**Data shown**
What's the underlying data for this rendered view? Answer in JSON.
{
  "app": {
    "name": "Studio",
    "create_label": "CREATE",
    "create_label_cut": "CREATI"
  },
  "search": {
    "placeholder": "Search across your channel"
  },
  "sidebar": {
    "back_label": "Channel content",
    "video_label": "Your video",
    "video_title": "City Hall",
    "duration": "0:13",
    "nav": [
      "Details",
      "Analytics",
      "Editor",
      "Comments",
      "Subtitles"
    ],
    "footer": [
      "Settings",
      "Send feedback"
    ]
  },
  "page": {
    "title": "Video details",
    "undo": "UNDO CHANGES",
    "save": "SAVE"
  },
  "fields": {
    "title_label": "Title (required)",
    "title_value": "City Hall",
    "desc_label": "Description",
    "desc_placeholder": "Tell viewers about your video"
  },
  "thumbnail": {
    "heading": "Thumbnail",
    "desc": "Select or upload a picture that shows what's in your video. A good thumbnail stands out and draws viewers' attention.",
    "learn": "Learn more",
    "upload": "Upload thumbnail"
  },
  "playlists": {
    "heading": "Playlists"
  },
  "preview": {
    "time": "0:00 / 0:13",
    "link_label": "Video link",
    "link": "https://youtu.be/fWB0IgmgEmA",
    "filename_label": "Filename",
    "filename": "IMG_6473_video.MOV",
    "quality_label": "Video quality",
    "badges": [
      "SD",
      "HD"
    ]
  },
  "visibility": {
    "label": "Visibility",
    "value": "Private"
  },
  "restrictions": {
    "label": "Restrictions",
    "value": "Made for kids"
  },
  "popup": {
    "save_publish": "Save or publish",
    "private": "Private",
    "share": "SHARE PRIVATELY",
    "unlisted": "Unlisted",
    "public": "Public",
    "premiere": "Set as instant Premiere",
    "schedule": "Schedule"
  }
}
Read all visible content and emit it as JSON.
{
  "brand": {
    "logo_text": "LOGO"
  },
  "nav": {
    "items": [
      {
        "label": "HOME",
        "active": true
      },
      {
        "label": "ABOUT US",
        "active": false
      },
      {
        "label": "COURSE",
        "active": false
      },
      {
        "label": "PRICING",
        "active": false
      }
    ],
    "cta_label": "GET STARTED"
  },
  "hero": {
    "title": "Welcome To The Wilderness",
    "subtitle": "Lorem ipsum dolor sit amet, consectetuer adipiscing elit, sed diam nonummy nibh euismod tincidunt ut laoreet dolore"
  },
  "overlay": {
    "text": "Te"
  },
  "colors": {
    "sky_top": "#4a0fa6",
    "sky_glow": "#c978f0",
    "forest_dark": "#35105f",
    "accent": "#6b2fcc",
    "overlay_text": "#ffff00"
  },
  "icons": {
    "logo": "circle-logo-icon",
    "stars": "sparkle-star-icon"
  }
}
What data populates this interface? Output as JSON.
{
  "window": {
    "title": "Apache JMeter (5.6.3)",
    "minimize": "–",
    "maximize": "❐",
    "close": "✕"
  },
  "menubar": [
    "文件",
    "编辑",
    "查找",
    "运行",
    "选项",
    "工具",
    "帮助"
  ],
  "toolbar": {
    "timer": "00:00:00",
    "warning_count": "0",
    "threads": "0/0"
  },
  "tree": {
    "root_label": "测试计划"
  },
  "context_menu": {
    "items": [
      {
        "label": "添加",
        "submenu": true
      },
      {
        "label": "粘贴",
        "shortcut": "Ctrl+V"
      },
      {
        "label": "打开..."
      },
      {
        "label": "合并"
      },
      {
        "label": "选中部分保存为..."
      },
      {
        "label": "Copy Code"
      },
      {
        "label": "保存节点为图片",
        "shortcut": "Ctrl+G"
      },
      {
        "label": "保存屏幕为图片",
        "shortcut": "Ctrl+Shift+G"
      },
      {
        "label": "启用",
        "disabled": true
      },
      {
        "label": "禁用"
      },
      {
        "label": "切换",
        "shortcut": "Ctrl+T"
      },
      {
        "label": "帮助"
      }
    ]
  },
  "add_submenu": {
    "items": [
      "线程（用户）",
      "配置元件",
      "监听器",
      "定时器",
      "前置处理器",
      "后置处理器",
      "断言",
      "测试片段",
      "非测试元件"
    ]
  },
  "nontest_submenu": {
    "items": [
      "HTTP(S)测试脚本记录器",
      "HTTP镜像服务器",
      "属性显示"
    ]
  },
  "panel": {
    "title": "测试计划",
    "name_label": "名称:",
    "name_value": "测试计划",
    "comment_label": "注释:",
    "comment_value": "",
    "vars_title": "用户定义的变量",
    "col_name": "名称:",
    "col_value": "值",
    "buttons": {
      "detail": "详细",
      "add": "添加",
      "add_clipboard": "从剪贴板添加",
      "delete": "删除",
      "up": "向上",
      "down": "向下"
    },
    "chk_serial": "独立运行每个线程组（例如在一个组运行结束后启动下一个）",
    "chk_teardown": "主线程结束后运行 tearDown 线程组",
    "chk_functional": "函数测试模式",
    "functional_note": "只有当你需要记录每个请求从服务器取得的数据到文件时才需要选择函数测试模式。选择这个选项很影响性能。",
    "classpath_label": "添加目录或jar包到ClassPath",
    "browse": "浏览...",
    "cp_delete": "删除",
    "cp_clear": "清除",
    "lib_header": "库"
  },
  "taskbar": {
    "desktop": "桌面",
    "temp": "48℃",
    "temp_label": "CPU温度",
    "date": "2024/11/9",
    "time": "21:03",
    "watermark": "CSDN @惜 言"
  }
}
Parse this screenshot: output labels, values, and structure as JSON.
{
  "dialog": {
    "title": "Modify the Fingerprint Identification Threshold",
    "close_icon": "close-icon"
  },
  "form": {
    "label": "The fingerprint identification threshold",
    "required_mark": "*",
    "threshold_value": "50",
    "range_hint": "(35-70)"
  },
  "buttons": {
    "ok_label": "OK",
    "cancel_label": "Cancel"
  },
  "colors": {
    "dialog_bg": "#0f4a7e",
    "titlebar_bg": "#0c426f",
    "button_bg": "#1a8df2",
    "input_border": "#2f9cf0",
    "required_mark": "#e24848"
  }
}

**What to work on**
Faithfully copy every entry, leaving nothing out.

**Correct response**
What's the underlying data for this rendered view? Answer in JSON.
{
  "app": {
    "name": "Studio",
    "create_label": "CREATE",
    "create_label_cut": "CREATI"
  },
  "search": {
    "placeholder": "Search across your channel"
  },
  "sidebar": {
    "back_label": "Channel content",
    "video_label": "Your video",
    "video_title": "City Hall",
    "duration": "0:13",
    "nav": [
      "Details",
      "Analytics",
      "Editor",
      "Comments",
      "Subtitles"
    ],
    "footer": [
      "Settings",
      "Send feedback"
    ]
  },
  "page": {
    "title": "Video details",
    "undo": "UNDO CHANGES",
    "save": "SAVE"
  },
  "fields": {
    "title_label": "Title (required)",
    "title_value": "City Hall",
    "desc_label": "Description",
    "desc_placeholder": "Tell viewers about your video"
  },
  "thumbnail": {
    "heading": "Thumbnail",
    "desc": "Select or upload a picture that shows what's in your video. A good thumbnail stands out and draws viewers' attention.",
    "learn": "Learn more",
    "upload": "Upload thumbnail"
  },
  "playlists": {
    "heading": "Playlists"
  },
  "preview": {
    "time": "0:00 / 0:13",
    "link_label": "Video link",
    "link": "https://youtu.be/fWB0IgmgEmA",
    "filename_label": "Filename",
    "filename": "IMG_6473_video.MOV",
    "quality_label": "Video quality",
    "badges": [
      "SD",
      "HD"
    ]
  },
  "visibility": {
    "label": "Visibility",
    "value": "Private"
  },
  "restrictions": {
    "label": "Restrictions",
    "value": "Made for kids"
  },
  "popup": {
    "save_publish": "Save or publish",
    "private": "Private",
    "share": "SHARE PRIVATELY",
    "unlisted": "Unlisted",
    "public": "Public",
    "premiere": "Set as instant Premiere",
    "schedule": "Schedule"
  }
}
Read all visible content and emit it as JSON.
{
  "brand": {
    "logo_text": "LOGO"
  },
  "nav": {
    "items": [
      {
        "label": "HOME",
        "active": true
      },
      {
        "label": "ABOUT US",
        "active": false
      },
      {
        "label": "COURSE",
        "active": false
      },
      {
        "label": "PRICING",
        "active": false
      }
    ],
    "cta_label": "GET STARTED"
  },
  "hero": {
    "title": "Welcome To The Wilderness",
    "subtitle": "Lorem ipsum dolor sit amet, consectetuer adipiscing elit, sed diam nonummy nibh euismod tincidunt ut laoreet dolore"
  },
  "overlay": {
    "text": "Te"
  },
  "colors": {
    "sky_top": "#4a0fa6",
    "sky_glow": "#c978f0",
    "forest_dark": "#35105f",
    "accent": "#6b2fcc",
    "overlay_text": "#ffff00"
  },
  "icons": {
    "logo": "circle-logo-icon",
    "stars": "sparkle-star-icon"
  }
}
What data populates this interface? Output as JSON.
{
  "window": {
    "title": "Apache JMeter (5.6.3)",
    "minimize": "–",
    "maximize": "❐",
    "close": "✕"
  },
  "menubar": [
    "文件",
    "编辑",
    "查找",
    "运行",
    "选项",
    "工具",
    "帮助"
  ],
  "toolbar": {
    "timer": "00:00:00",
    "warning_count": "0",
    "threads": "0/0"
  },
  "tree": {
    "root_label": "测试计划"
  },
  "context_menu": {
    "items": [
      {
        "label": "添加",
        "submenu": true
      },
      {
        "label": "粘贴",
        "shortcut": "Ctrl+V"
      },
      {
        "label": "打开..."
      },
      {
        "label": "合并"
      },
      {
        "label": "选中部分保存为..."
      },
      {
        "label": "Copy Code"
      },
      {
        "label": "保存节点为图片",
        "shortcut": "Ctrl+G"
      },
      {
        "label": "保存屏幕为图片",
        "shortcut": "Ctrl+Shift+G"
      },
      {
        "label": "启用",
        "disabled": true
      },
      {
        "label": "禁用"
      },
      {
        "label": "切换",
        "shortcut": "Ctrl+T"
      },
      {
        "label": "帮助"
      }
    ]
  },
  "add_submenu": {
    "items": [
      "线程（用户）",
      "配置元件",
      "监听器",
      "定时器",
      "前置处理器",
      "后置处理器",
      "断言",
      "测试片段",
      "非测试元件"
    ]
  },
  "nontest_submenu": {
    "items": [
      "HTTP(S)测试脚本记录器",
      "HTTP镜像服务器",
      "属性显示"
    ]
  },
  "panel": {
    "title": "测试计划",
    "name_label": "名称:",
    "name_value": "测试计划",
    "comment_label": "注释:",
    "comment_value": "",
    "vars_title": "用户定义的变量",
    "col_name": "名称:",
    "col_value": "值",
    "buttons": {
      "detail": "详细",
      "add": "添加",
      "add_clipboard": "从剪贴板添加",
      "delete": "删除",
      "up": "向上",
      "down": "向下"
    },
    "chk_serial": "独立运行每个线程组（例如在一个组运行结束后启动下一个）",
    "chk_teardown": "主线程结束后运行 tearDown 线程组",
    "chk_functional": "函数测试模式",
    "functional_note": "只有当你需要记录每个请求从服务器取得的数据到文件时才需要选择函数测试模式。选择这个选项很影响性能。",
    "classpath_label": "添加目录或jar包到ClassPath",
    "browse": "浏览...",
    "cp_delete": "删除",
    "cp_clear": "清除",
    "lib_header": "库"
  },
  "taskbar": {
    "desktop": "桌面",
    "temp": "48℃",
    "temp_label": "CPU温度",
    "date": "2024/11/9",
    "time": "21:03",
    "watermark": "CSDN @惜 言"
  }
}
Parse this screenshot: output labels, values, and structure as JSON.
{
  "dialog": {
    "title": "Modify the Fingerprint Identification Threshold",
    "close_icon": "close-icon"
  },
  "form": {
    "label": "The fingerprint identification threshold",
    "required_mark": "*",
    "threshold_value": "50",
    "range_hint": "(35-70)"
  },
  "buttons": {
    "ok_label": "OK",
    "cancel_label": "Cancel"
  },
  "colors": {
    "dialog_bg": "#0f4a7e",
    "titlebar_bg": "#0c426f",
    "button_bg": "#1a8df2",
    "input_border": "#2f9cf0",
    "required_mark": "#e24848"
  }
}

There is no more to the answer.